SOURCE PASSAGE:
§ §
Even better, to my mind, was Tea and Sympathy (1956), which seems to have been written off by many at the time as a toothless adaptation of a Broadway play. John Kerr (also the disturbed young artist in The Cobweb) is a sensitive, reticent youth whose effeminate interests (flowers, sewing, even, god forbid, music) provoke suspicion and contempt from his jock schoolmates and his distant father. Deborah Kerr, his housemaster's wife, is on hand to provide the titular sympathy.

A common criticism of this film (conceded by Minnelli himself) is that it dodges the issue of homosexuality: while Tom, the protagonist, is codified by the men around him as a sissy, he is still drawn towards a sort of redemption in the possibility of heterosexual romance. However, even within the constraints of the Production Code (pushed slightly further a few years later with Suddenly, Last Summer), this does not necessarily come across as disingenuous: what is important is that Tom is uncomfortable with the gender norms and expectations of the conservative culture in which he finds himself; it is as much a film about gender identity as sexuality. One of the obvious ironies of the picture is that the virile behaviour of the 'real men' (hands-on physical bonding, avoiding the company of women) is incredibly homoerotic, while their neurotic policing of acceptable masculinity is revealed as the real social pathology.
§ §
RAW DATA:
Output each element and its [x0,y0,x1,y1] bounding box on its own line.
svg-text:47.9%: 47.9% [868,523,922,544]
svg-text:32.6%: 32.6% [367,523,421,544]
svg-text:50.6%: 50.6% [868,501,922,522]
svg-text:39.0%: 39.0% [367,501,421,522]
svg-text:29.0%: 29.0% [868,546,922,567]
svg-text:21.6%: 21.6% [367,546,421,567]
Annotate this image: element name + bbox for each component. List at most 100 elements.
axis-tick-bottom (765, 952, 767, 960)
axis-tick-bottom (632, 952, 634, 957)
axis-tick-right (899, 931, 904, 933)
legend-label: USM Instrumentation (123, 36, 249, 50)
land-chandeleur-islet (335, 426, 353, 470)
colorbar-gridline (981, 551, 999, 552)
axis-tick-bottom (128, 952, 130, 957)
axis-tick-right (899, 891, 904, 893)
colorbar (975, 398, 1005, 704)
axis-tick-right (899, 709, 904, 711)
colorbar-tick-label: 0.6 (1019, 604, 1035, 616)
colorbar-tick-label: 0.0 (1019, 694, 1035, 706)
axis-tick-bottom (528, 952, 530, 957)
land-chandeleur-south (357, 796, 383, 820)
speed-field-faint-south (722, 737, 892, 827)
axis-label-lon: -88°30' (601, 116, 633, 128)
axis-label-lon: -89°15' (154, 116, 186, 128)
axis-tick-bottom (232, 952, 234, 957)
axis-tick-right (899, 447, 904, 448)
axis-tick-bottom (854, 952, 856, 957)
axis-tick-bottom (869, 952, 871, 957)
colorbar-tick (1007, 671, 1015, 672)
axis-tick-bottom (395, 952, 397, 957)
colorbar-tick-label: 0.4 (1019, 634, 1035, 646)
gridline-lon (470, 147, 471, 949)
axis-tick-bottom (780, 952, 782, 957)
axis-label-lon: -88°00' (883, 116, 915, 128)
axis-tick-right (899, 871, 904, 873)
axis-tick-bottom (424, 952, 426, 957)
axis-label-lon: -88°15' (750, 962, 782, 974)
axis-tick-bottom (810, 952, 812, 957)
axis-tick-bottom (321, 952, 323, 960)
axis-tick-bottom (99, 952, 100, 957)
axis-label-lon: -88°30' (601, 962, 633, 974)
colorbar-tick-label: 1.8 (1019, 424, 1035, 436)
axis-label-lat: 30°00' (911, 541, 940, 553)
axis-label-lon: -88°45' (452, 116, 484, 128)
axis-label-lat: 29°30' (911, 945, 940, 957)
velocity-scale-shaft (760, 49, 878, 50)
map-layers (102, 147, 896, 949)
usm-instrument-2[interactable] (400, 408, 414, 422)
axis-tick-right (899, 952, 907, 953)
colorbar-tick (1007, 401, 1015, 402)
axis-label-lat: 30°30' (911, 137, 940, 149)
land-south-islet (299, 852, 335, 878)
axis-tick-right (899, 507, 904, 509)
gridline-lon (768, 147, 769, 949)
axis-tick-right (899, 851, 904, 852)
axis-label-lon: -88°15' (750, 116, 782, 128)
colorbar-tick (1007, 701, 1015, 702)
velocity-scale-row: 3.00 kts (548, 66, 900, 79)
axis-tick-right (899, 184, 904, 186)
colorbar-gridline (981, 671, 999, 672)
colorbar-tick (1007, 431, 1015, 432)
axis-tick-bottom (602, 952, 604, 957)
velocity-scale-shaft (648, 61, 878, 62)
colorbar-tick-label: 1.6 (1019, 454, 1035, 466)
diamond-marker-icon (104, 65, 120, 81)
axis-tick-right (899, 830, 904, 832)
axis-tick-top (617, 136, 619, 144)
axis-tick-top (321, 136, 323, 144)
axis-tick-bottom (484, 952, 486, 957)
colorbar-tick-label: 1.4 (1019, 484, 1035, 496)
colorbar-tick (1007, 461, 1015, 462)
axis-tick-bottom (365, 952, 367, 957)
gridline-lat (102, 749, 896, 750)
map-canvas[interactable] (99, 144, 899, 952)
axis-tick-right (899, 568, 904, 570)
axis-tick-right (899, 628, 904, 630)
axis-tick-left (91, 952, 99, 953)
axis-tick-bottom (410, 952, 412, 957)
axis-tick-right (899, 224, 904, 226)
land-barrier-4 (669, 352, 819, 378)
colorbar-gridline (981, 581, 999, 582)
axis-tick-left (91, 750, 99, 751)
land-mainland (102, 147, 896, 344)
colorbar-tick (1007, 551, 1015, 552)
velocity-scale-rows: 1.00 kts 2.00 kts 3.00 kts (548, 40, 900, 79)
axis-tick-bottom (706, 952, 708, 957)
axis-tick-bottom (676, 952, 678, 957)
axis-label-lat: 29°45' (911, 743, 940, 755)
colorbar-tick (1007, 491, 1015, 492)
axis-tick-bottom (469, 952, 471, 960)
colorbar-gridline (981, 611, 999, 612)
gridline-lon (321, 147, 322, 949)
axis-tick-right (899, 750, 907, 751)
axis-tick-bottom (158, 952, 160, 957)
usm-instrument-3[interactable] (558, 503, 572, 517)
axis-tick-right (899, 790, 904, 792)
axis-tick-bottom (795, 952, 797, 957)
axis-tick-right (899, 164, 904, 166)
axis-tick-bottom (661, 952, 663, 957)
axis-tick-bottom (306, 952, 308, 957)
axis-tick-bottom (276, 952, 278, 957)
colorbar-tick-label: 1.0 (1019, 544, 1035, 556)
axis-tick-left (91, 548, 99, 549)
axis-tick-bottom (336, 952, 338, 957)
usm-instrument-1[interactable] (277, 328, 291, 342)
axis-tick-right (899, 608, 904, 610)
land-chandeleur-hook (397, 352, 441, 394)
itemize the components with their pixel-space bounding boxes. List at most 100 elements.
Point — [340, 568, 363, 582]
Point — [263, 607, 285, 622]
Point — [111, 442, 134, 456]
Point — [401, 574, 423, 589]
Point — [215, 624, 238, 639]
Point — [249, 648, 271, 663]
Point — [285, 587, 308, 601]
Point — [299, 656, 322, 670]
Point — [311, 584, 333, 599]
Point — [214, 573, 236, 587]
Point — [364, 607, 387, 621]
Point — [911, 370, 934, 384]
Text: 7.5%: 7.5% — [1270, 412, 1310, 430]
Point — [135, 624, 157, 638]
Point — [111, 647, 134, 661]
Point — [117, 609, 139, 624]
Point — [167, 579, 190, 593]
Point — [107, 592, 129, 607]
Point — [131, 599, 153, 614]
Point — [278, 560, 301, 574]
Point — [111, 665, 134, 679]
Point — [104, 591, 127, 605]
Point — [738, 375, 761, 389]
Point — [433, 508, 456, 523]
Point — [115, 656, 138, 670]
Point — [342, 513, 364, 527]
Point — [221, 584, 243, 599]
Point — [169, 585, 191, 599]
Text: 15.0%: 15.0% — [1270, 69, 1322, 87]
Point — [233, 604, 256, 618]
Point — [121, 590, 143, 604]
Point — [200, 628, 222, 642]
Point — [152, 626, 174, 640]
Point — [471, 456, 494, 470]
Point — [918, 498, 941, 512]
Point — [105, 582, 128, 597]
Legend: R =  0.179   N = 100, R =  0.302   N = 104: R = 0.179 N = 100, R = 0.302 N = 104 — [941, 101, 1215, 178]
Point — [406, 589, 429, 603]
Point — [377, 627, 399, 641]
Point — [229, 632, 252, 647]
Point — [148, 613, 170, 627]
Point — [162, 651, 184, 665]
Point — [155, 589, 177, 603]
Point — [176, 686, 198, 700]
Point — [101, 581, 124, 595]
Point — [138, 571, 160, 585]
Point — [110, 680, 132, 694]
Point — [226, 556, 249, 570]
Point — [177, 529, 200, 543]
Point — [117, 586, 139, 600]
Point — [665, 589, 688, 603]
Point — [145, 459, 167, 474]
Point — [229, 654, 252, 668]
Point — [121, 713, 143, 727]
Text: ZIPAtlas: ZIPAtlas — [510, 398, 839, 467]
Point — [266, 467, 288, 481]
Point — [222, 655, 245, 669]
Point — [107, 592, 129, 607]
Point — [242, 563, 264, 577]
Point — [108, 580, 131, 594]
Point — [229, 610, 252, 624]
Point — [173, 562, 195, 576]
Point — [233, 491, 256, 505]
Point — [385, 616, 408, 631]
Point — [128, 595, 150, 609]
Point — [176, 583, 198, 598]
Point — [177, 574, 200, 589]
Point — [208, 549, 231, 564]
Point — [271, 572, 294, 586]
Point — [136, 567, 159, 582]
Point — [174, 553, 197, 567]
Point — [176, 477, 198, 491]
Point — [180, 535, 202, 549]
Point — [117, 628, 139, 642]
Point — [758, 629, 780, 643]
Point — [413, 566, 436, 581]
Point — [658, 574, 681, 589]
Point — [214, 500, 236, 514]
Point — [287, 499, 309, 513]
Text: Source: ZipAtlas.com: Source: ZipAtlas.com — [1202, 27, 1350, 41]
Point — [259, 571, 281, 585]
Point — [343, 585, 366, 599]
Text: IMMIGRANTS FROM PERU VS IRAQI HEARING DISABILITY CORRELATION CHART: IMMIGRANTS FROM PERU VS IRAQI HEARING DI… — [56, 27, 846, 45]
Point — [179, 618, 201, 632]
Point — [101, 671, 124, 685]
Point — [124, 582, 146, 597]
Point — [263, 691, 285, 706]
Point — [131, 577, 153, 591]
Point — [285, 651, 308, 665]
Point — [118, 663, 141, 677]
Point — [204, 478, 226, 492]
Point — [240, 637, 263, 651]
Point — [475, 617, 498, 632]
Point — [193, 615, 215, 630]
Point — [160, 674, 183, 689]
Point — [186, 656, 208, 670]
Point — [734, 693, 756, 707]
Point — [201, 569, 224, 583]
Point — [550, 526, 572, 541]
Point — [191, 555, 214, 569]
§ §
AIM: In the review of Tea and Sympathy, who plays the housemaster's wife? Nothing in the records is needed here.

THE ANSWER: Deborah Kerr